## Given request
Without the pictures, copy all the entries below exactly.

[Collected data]
★ ★ ★ ★ ★
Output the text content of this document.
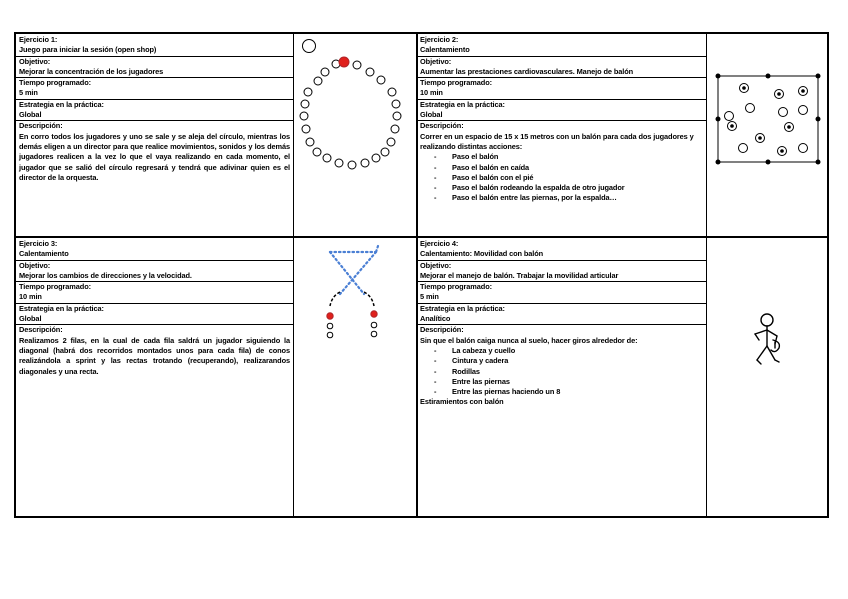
Ejercicio 1:
Juego para iniciar la sesión (open shop)
Objetivo:
Mejorar la concentración de los jugadores
Tiempo programado:
5 min
Estrategia en la práctica:
Global
Descripción:
En corro todos los jugadores y uno se sale y se aleja del círculo, mientras los demás eligen a un director para que realice movimientos, sonidos y los demás jugadores realicen a la vez lo que el vaya realizando en cada momento, el jugador que se salió del círculo regresará y tendrá que adivinar quien es el director de la orquesta.
Ejercicio 2:
Calentamiento
Objetivo:
Aumentar las prestaciones cardiovasculares. Manejo de balón
Tiempo programado:
10 min
Estrategia en la práctica:
Global
Descripción:
Correr en un espacio de 15 x 15 metros con un balón para cada dos jugadores y realizando distintas acciones:
- Paso el balón
- Paso el balón en caída
- Paso el balón con el pié
- Paso el balón rodeando la espalda de otro jugador
- Paso el balón entre las piernas, por la espalda…
Ejercicio 3:
Calentamiento
Objetivo:
Mejorar los cambios de direcciones y la velocidad.
Tiempo programado:
10 min
Estrategia en la práctica:
Global
Descripción:
Realizamos 2 filas, en la cual de cada fila saldrá un jugador siguiendo la diagonal (habrá dos recorridos montados unos para cada fila) de conos realizándola a sprint y las rectas trotando (recuperando), realizarandos diagonales y una recta.
Ejercicio 4:
Calentamiento: Movilidad con balón
Objetivo:
Mejorar el manejo de balón. Trabajar la movilidad articular
Tiempo programado:
5 min
Estrategia en la práctica:
Analítico
Descripción:
Sin que el balón caiga nunca al suelo, hacer giros alrededor de:
- La cabeza y cuello
- Cintura y cadera
- Rodillas
- Entre las piernas
- Entre las piernas haciendo un 8
Estiramientos con balón
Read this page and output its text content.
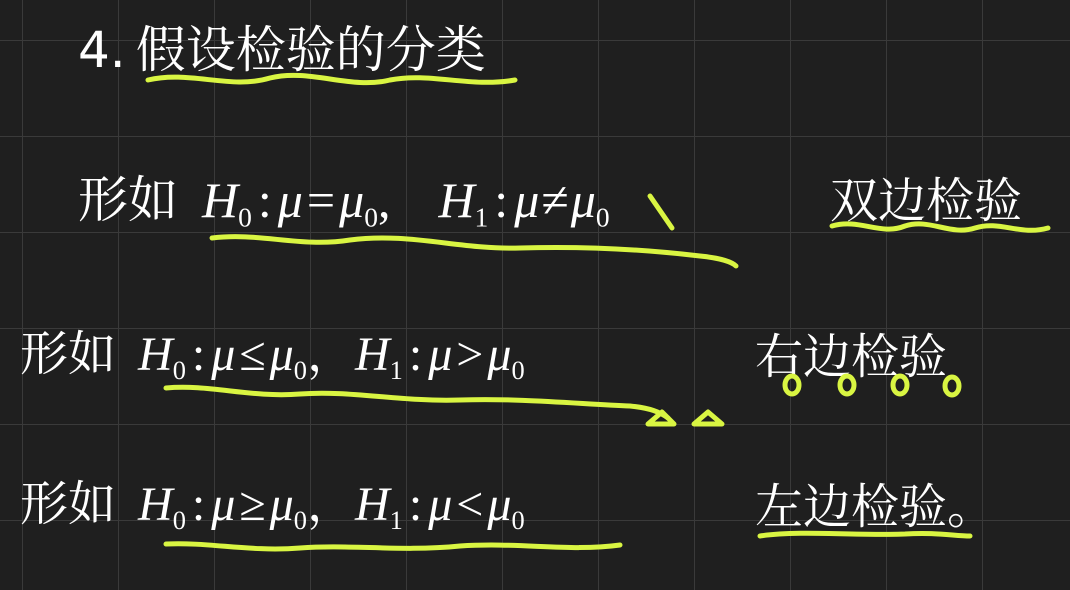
4. 假设检验的分类
形如 $H_0$ : $\mu=\mu_0$, $H_1$ : $\mu\ne\mu_0$	双边检验
形如 $H_0$ : $\mu\le\mu_0$，$H_1$ : $\mu>\mu_0$	右边检验
形如 $H_0$ : $\mu\ge\mu_0$，$H_1$ : $\mu<\mu_0$	左边检验。
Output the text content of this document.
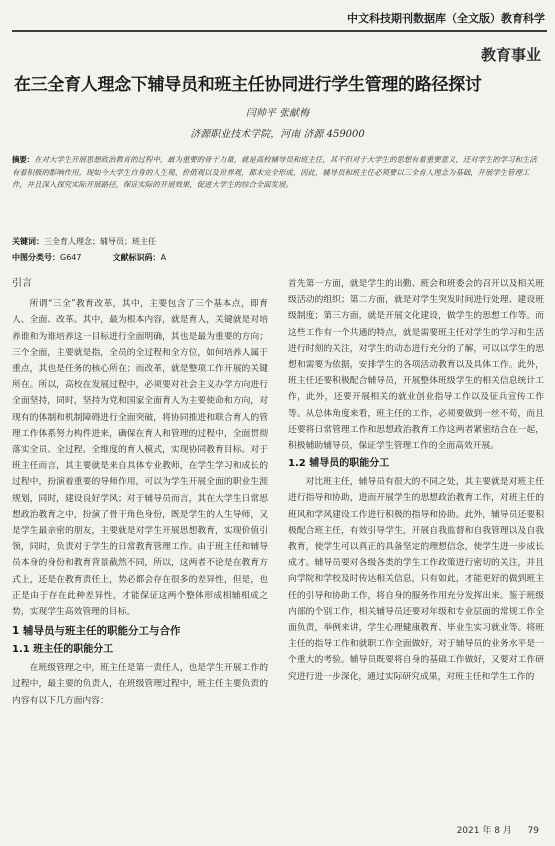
中文科技期刊数据库（全文版）教育科学
教育事业
在三全育人理念下辅导员和班主任协同进行学生管理的路径探讨
闫帅平 张献梅
济源职业技术学院，河南 济源 459000
摘要：在对大学生开展思想政治教育的过程中，最为重要的骨干力量，就是高校辅导员和班主任，其不但对于大学生的思想有着重要意义，还对学生的学习和生活有着积极的影响作用。现如今大学生自身的人生观、价值观以及世界观，都未完全形成，因此，辅导员和班主任必须要以三全育人理念为基础，开展学生管理工作，并且深入探究实际开展路径，保证实际的开展效果，促进大学生的综合全面发展。
关键词：三全育人理念；辅导员；班主任
中图分类号：G647	文献标识码：A
引言

所谓“三全”教育改革，其中，主要包含了三个基本点，即育人、全面、改革。其中，最为根本内容，就是育人，关键就是对培养谁和为谁培养这一目标进行全面明确，其也是最为重要的方向；三个全面，主要就是指，全员的全过程和全方位，如何培养人属于重点，其也是任务的核心所在；而改革，就是整项工作开展的关键所在。所以，高校在发展过程中，必须要对社会主义办学方向进行全面坚持，同时，坚持为党和国家全面育人为主要使命和方向，对现有的体制和机制障碍进行全面突破，将协同推进和联合育人的管理工作体系努力构件进来，确保在育人和管理的过程中，全面贯彻落实全员、全过程、全维度的育人模式，实现协同教育目标。对于班主任而言，其主要就是来自具体专业教师，在学生学习和成长的过程中，扮演着重要的导师作用，可以为学生开展全面的职业生涯规划，同时，建设良好学风；对于辅导员而言，其在大学生日常思想政治教育之中，扮演了骨干角色身份，既是学生的人生导师，又是学生最亲密的朋友，主要就是对学生开展思想教育，实现价值引领，同时，负责对于学生的日常教育管理工作。由于班主任和辅导员本身的身份和教育背景截然不同，所以，这两者不论是在教育方式上，还是在教育责任上，势必都会存在很多的差异性，但是，也正是由于存在此种差异性，才能保证这两个整体形成相辅相成之势，实现学生高效管理的目标。

1 辅导员与班主任的职能分工与合作
1.1 班主任的职能分工

在班级管理之中，班主任是第一责任人，也是学生开展工作的过程中，最主要的负责人，在班级管理过程中，班主任主要负责的内容有以下几方面内容：

首先第一方面，就是学生的出勤、班会和班委会的召开以及相关班级活动的组织；第二方面，就是对学生突发时间进行处理、建设班级制度；第三方面，就是开展文化建设，做学生的思想工作等。而这些工作有一个共通的特点，就是需要班主任对学生的学习和生活进行时刻的关注，对学生的动态进行充分的了解，可以以学生的思想和需要为依据，安排学生的各项活动教育以及具体工作。此外，班主任还要积极配合辅导员，开展整体班级学生的相关信息统计工作，此外，还要开展相关的就业创业指导工作以及征兵宣传工作等。从总体角度来看，班主任的工作，必须要做到一丝不苟，而且还要将日常管理工作和思想政治教育工作这两者紧密结合在一起，积极辅助辅导员，保证学生管理工作的全面高效开展。

1.2 辅导员的职能分工

对比班主任，辅导员有很大的不同之处，其主要就是对班主任进行指导和协助，进而开展学生的思想政治教育工作，对班主任的班风和学风建设工作进行积极的指导和协助。此外，辅导员还要积极配合班主任，有效引导学生，开展自我监督和自我管理以及自我教育，使学生可以真正的具备坚定的理想信念，使学生进一步成长成才。辅导员要对各级各类的学生工作政策进行密切的关注，并且向学院和学校及时传达相关信息，只有如此，才能更好的做到班主任的引导和协助工作，将自身的服务作用充分发挥出来。鉴于班级内部的个别工作，相关辅导员还要对年级和专业层面的常规工作全面负责，举例来讲，学生心理健康教育、毕业生实习就业等。将班主任的指导工作和就职工作全面做好，对于辅导员的业务水平是一个重大的考验。辅导员既要将自身的基础工作做好，又要对工作研究进行进一步深化，通过实际研究成果，对班主任和学生工作的

2021 年 8 月 79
★ ★ ★ ★ ★
## Reply
Output the text content of this document.
Ejercicio 1:
Juego para iniciar la sesión (open shop)
Objetivo:
Mejorar la concentración de los jugadores
Tiempo programado:
5 min
Estrategia en la práctica:
Global
Descripción:
En corro todos los jugadores y uno se sale y se aleja del círculo, mientras los demás eligen a un director para que realice movimientos, sonidos y los demás jugadores realicen a la vez lo que el vaya realizando en cada momento, el jugador que se salió del círculo regresará y tendrá que adivinar quien es el director de la orquesta.
Ejercicio 2:
Calentamiento
Objetivo:
Aumentar las prestaciones cardiovasculares. Manejo de balón
Tiempo programado:
10 min
Estrategia en la práctica:
Global
Descripción:
Correr en un espacio de 15 x 15 metros con un balón para cada dos jugadores y realizando distintas acciones:
- Paso el balón
- Paso el balón en caída
- Paso el balón con el pié
- Paso el balón rodeando la espalda de otro jugador
- Paso el balón entre las piernas, por la espalda…
Ejercicio 3:
Calentamiento
Objetivo:
Mejorar los cambios de direcciones y la velocidad.
Tiempo programado:
10 min
Estrategia en la práctica:
Global
Descripción:
Realizamos 2 filas, en la cual de cada fila saldrá un jugador siguiendo la diagonal (habrá dos recorridos montados unos para cada fila) de conos realizándola a sprint y las rectas trotando (recuperando), realizarandos diagonales y una recta.
Ejercicio 4:
Calentamiento: Movilidad con balón
Objetivo:
Mejorar el manejo de balón. Trabajar la movilidad articular
Tiempo programado:
5 min
Estrategia en la práctica:
Analítico
Descripción:
Sin que el balón caiga nunca al suelo, hacer giros alrededor de:
- La cabeza y cuello
- Cintura y cadera
- Rodillas
- Entre las piernas
- Entre las piernas haciendo un 8
Estiramientos con balón
Read this page and output its text content.
4. 假设检验的分类
形如 $H_0$ : $\mu=\mu_0$, $H_1$ : $\mu\ne\mu_0$	双边检验
形如 $H_0$ : $\mu\le\mu_0$，$H_1$ : $\mu>\mu_0$	右边检验
形如 $H_0$ : $\mu\ge\mu_0$，$H_1$ : $\mu<\mu_0$	左边检验。
Output the text content of this document.
中文科技期刊数据库（全文版）教育科学
教育事业
在三全育人理念下辅导员和班主任协同进行学生管理的路径探讨
闫帅平 张献梅
济源职业技术学院，河南 济源 459000
摘要：在对大学生开展思想政治教育的过程中，最为重要的骨干力量，就是高校辅导员和班主任，其不但对于大学生的思想有着重要意义，还对学生的学习和生活有着积极的影响作用。现如今大学生自身的人生观、价值观以及世界观，都未完全形成，因此，辅导员和班主任必须要以三全育人理念为基础，开展学生管理工作，并且深入探究实际开展路径，保证实际的开展效果，促进大学生的综合全面发展。
关键词：三全育人理念；辅导员；班主任
中图分类号：G647	文献标识码：A
引言

所谓“三全”教育改革，其中，主要包含了三个基本点，即育人、全面、改革。其中，最为根本内容，就是育人，关键就是对培养谁和为谁培养这一目标进行全面明确，其也是最为重要的方向；三个全面，主要就是指，全员的全过程和全方位，如何培养人属于重点，其也是任务的核心所在；而改革，就是整项工作开展的关键所在。所以，高校在发展过程中，必须要对社会主义办学方向进行全面坚持，同时，坚持为党和国家全面育人为主要使命和方向，对现有的体制和机制障碍进行全面突破，将协同推进和联合育人的管理工作体系努力构件进来，确保在育人和管理的过程中，全面贯彻落实全员、全过程、全维度的育人模式，实现协同教育目标。对于班主任而言，其主要就是来自具体专业教师，在学生学习和成长的过程中，扮演着重要的导师作用，可以为学生开展全面的职业生涯规划，同时，建设良好学风；对于辅导员而言，其在大学生日常思想政治教育之中，扮演了骨干角色身份，既是学生的人生导师，又是学生最亲密的朋友，主要就是对学生开展思想教育，实现价值引领，同时，负责对于学生的日常教育管理工作。由于班主任和辅导员本身的身份和教育背景截然不同，所以，这两者不论是在教育方式上，还是在教育责任上，势必都会存在很多的差异性，但是，也正是由于存在此种差异性，才能保证这两个整体形成相辅相成之势，实现学生高效管理的目标。

1 辅导员与班主任的职能分工与合作
1.1 班主任的职能分工

在班级管理之中，班主任是第一责任人，也是学生开展工作的过程中，最主要的负责人，在班级管理过程中，班主任主要负责的内容有以下几方面内容：

首先第一方面，就是学生的出勤、班会和班委会的召开以及相关班级活动的组织；第二方面，就是对学生突发时间进行处理、建设班级制度；第三方面，就是开展文化建设，做学生的思想工作等。而这些工作有一个共通的特点，就是需要班主任对学生的学习和生活进行时刻的关注，对学生的动态进行充分的了解，可以以学生的思想和需要为依据，安排学生的各项活动教育以及具体工作。此外，班主任还要积极配合辅导员，开展整体班级学生的相关信息统计工作，此外，还要开展相关的就业创业指导工作以及征兵宣传工作等。从总体角度来看，班主任的工作，必须要做到一丝不苟，而且还要将日常管理工作和思想政治教育工作这两者紧密结合在一起，积极辅助辅导员，保证学生管理工作的全面高效开展。

1.2 辅导员的职能分工

对比班主任，辅导员有很大的不同之处，其主要就是对班主任进行指导和协助，进而开展学生的思想政治教育工作，对班主任的班风和学风建设工作进行积极的指导和协助。此外，辅导员还要积极配合班主任，有效引导学生，开展自我监督和自我管理以及自我教育，使学生可以真正的具备坚定的理想信念，使学生进一步成长成才。辅导员要对各级各类的学生工作政策进行密切的关注，并且向学院和学校及时传达相关信息，只有如此，才能更好的做到班主任的引导和协助工作，将自身的服务作用充分发挥出来。鉴于班级内部的个别工作，相关辅导员还要对年级和专业层面的常规工作全面负责，举例来讲，学生心理健康教育、毕业生实习就业等。将班主任的指导工作和就职工作全面做好，对于辅导员的业务水平是一个重大的考验。辅导员既要将自身的基础工作做好，又要对工作研究进行进一步深化，通过实际研究成果，对班主任和学生工作的

2021 年 8 月 79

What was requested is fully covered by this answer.